» Data items:
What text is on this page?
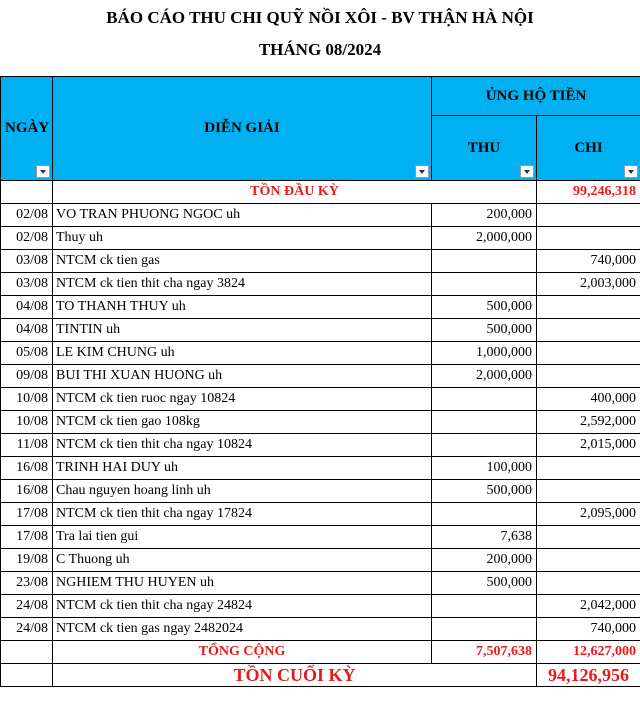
BÁO CÁO THU CHI QUỸ NỒI XÔI - BV THẬN HÀ NỘI
THÁNG 08/2024
NGÀY	DIỄN GIẢI	ỦNG HỘ TIỀN	
		THU	CHI

	TỒN ĐẦU KỲ		99,246,318
02/08	VO TRAN PHUONG NGOC uh	200,000	
02/08	Thuy uh	2,000,000	
03/08	NTCM ck tien gas		740,000
03/08	NTCM ck tien thit cha ngay 3824		2,003,000
04/08	TO THANH THUY uh	500,000	
04/08	TINTIN uh	500,000	
05/08	LE KIM CHUNG uh	1,000,000	
09/08	BUI THI XUAN HUONG uh	2,000,000	
10/08	NTCM ck tien ruoc ngay 10824		400,000
10/08	NTCM ck tien gao 108kg		2,592,000
11/08	NTCM ck tien thit cha ngay 10824		2,015,000
16/08	TRINH HAI DUY uh	100,000	
16/08	Chau nguyen hoang linh uh	500,000	
17/08	NTCM ck tien thit cha ngay 17824		2,095,000
17/08	Tra lai tien gui	7,638	
19/08	C Thuong uh	200,000	
23/08	NGHIEM THU HUYEN uh	500,000	
24/08	NTCM ck tien thit cha ngay 24824		2,042,000
24/08	NTCM ck tien gas ngay 2482024		740,000
	TỔNG CỘNG	7,507,638	12,627,000
	TỒN CUỐI KỲ		94,126,956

» CHALLENGE:
Show every line where the string "thit" appears.

» OUTPUT OF THE EXERCISE:
03/08	NTCM ck tien thit cha ngay 3824		2,003,000
11/08	NTCM ck tien thit cha ngay 10824		2,015,000
17/08	NTCM ck tien thit cha ngay 17824		2,095,000
24/08	NTCM ck tien thit cha ngay 24824		2,042,000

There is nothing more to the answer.